### OBJECTIVE
Keep only the lines of the listing that include the word "Интерактивная", and copy them.

(Recorded data)
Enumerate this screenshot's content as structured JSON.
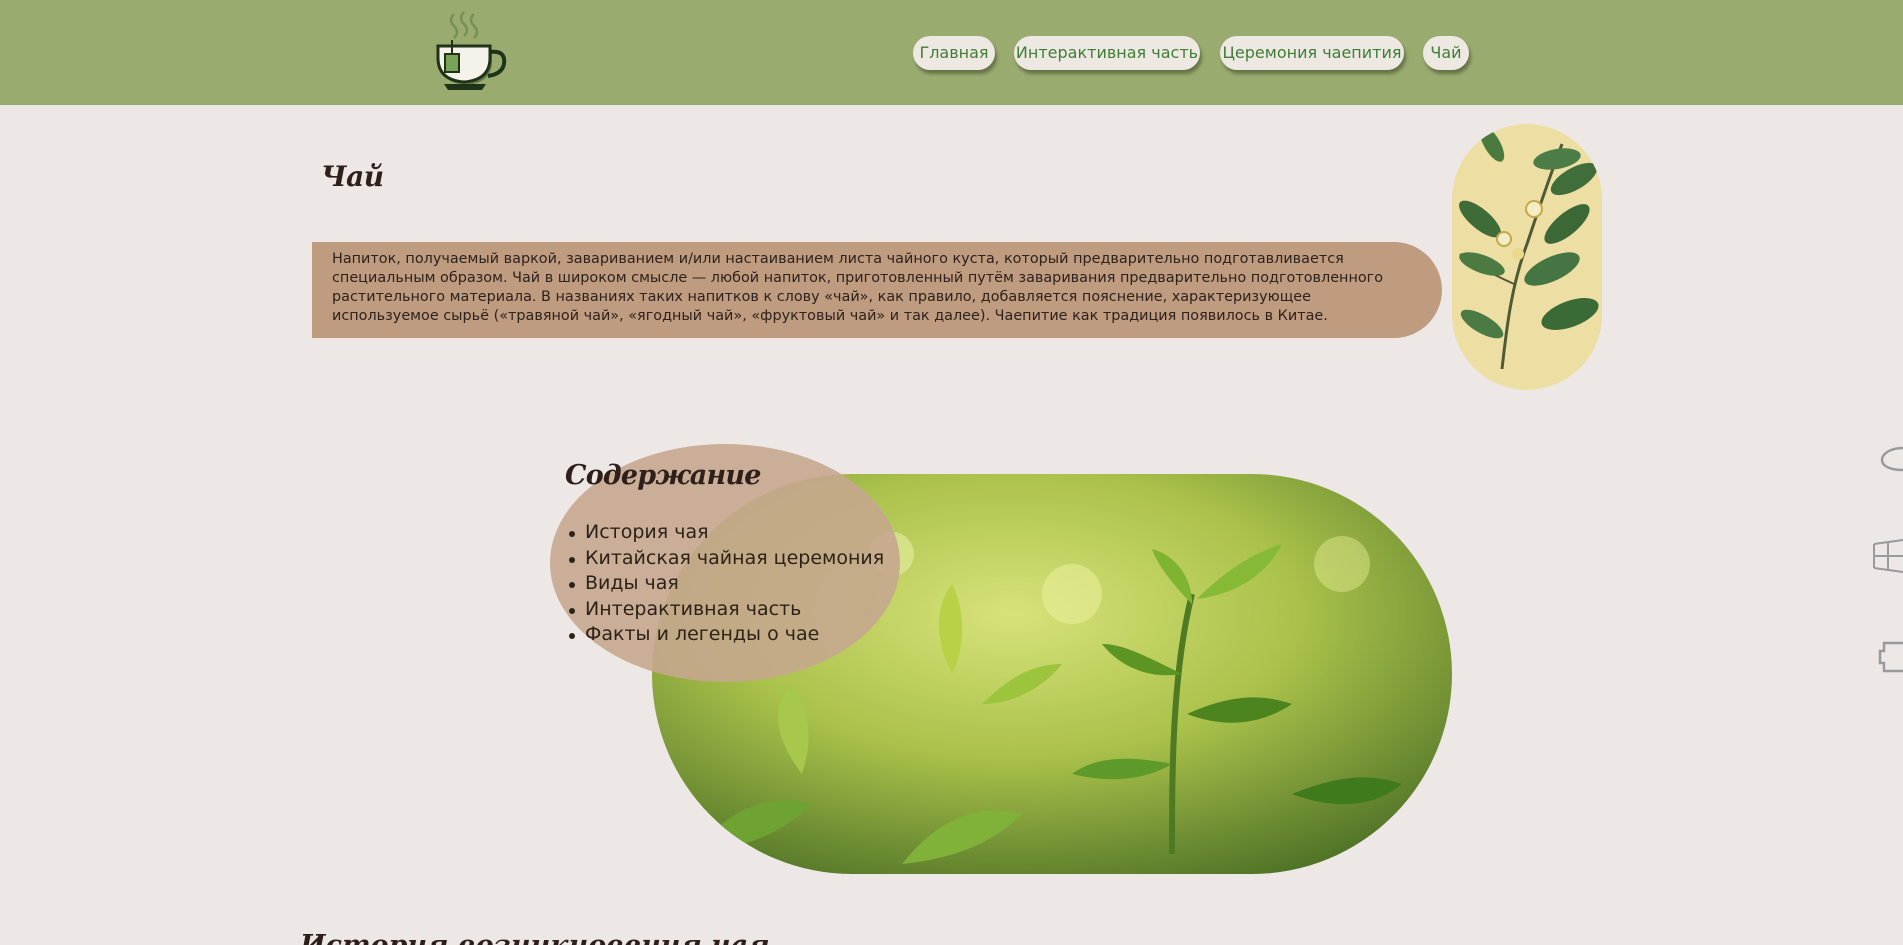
{
  "header": {
    "logo_icon": "tea-cup-logo-icon",
    "nav": [
      {
        "label": "Главная"
      },
      {
        "label": "Интерактивная часть"
      },
      {
        "label": "Церемония чаепития"
      },
      {
        "label": "Чай"
      }
    ]
  },
  "intro": {
    "title": "Чай",
    "text": "Напиток, получаемый варкой, завариванием и/или настаиванием листа чайного куста, который предварительно подготавливается специальным образом. Чай в широком смысле — любой напиток, приготовленный путём заваривания предварительно подготовленного растительного материала. В названиях таких напитков к слову «чай», как правило, добавляется пояснение, характеризующее используемое сырьё («травяной чай», «ягодный чай», «фруктовый чай» и так далее). Чаепитие как традиция появилось в Китае."
  },
  "contents": {
    "title": "Содержание",
    "items": [
      "История чая",
      "Китайская чайная церемония",
      "Виды чая",
      "Интерактивная часть",
      "Факты и легенды о чае"
    ]
  },
  "history": {
    "title": "История возникновения чая"
  },
  "colors": {
    "header_bg": "#9aab70",
    "page_bg": "#ede8e5",
    "nav_text": "#3f7d36",
    "intro_bg": "#bf9c80",
    "toc_bg": "#c5a78e"
  },
  "side_icons": [
    "brush-icon",
    "windows-icon",
    "puzzle-icon"
  ]
}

### RESPONSE
        "label": "Интерактивная часть"
      "Интерактивная часть",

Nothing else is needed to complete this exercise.